▶ **Given information**:

+++

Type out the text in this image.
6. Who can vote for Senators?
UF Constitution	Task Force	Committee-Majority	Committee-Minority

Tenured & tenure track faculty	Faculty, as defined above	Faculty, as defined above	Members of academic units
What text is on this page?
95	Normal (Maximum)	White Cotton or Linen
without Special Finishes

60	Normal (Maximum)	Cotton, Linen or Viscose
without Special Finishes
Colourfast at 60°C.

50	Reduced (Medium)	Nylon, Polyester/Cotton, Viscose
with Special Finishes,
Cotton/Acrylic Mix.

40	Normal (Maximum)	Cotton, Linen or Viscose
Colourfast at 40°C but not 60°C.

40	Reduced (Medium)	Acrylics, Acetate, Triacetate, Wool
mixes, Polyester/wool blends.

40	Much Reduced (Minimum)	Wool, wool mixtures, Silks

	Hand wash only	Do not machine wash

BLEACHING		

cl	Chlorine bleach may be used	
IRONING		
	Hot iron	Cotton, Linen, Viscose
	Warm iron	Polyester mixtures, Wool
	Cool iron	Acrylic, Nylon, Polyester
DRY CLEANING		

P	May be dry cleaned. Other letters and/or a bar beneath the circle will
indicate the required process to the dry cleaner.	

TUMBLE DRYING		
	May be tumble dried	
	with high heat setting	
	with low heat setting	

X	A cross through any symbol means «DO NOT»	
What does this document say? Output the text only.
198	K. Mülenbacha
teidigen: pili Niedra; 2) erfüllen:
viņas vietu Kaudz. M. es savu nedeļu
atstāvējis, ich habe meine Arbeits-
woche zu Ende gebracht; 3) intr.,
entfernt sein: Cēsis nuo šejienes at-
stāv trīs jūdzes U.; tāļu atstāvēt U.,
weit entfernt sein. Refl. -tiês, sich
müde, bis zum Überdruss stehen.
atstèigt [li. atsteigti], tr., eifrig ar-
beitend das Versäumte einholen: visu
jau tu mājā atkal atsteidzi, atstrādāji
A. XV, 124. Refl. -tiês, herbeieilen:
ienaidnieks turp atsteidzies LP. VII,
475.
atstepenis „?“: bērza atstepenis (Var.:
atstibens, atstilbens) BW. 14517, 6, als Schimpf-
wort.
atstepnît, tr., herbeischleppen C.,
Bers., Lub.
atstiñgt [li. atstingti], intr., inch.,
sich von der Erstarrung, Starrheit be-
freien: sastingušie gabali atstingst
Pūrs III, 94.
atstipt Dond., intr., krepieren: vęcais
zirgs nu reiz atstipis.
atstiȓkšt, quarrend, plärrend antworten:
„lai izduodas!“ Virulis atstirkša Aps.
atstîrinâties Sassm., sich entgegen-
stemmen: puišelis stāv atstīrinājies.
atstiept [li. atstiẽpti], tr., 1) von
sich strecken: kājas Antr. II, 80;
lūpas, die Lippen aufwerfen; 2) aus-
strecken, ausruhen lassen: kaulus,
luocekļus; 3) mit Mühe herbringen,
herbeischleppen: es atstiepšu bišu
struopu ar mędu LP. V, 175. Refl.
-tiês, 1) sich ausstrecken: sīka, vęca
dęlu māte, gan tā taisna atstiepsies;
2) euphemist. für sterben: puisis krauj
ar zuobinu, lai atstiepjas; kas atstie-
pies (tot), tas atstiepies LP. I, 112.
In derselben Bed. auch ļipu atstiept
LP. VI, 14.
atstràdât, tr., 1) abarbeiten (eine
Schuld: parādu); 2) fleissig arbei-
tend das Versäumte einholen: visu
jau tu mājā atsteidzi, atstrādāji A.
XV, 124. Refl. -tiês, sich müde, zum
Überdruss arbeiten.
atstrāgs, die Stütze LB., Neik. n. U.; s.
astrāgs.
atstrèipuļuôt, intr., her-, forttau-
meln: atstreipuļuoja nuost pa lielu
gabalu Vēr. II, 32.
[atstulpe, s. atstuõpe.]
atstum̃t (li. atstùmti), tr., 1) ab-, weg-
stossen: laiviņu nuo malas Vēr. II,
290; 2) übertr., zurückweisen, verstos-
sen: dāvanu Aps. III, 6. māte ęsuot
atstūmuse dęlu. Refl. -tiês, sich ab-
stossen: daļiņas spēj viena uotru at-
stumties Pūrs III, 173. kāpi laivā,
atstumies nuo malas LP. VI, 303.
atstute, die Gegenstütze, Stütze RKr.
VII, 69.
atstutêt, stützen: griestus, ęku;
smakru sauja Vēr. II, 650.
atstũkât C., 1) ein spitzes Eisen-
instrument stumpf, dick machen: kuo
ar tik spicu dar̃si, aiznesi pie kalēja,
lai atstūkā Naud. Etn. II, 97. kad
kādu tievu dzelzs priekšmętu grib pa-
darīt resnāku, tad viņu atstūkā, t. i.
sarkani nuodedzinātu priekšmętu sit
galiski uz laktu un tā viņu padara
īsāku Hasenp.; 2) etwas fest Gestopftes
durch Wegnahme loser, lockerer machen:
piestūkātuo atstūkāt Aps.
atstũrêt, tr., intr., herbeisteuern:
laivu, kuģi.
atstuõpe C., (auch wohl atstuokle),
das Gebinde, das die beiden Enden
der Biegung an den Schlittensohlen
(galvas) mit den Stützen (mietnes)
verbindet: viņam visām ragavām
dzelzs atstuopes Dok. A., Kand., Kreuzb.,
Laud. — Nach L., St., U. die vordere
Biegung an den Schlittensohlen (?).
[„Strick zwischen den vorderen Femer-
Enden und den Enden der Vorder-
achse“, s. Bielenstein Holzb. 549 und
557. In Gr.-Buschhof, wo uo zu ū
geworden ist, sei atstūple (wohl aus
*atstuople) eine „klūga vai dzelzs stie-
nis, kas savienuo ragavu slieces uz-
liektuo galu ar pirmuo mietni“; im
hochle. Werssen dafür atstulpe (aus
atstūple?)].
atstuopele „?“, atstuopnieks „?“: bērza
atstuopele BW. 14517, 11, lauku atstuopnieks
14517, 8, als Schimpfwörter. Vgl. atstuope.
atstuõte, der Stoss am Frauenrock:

+++

▶ **What is asked**: Pick out all the lines with the word "visu" in them and copy them.

▶ **Finished task**:
beitend das Versäumte einholen: visu
tend das Versäumte einholen: visu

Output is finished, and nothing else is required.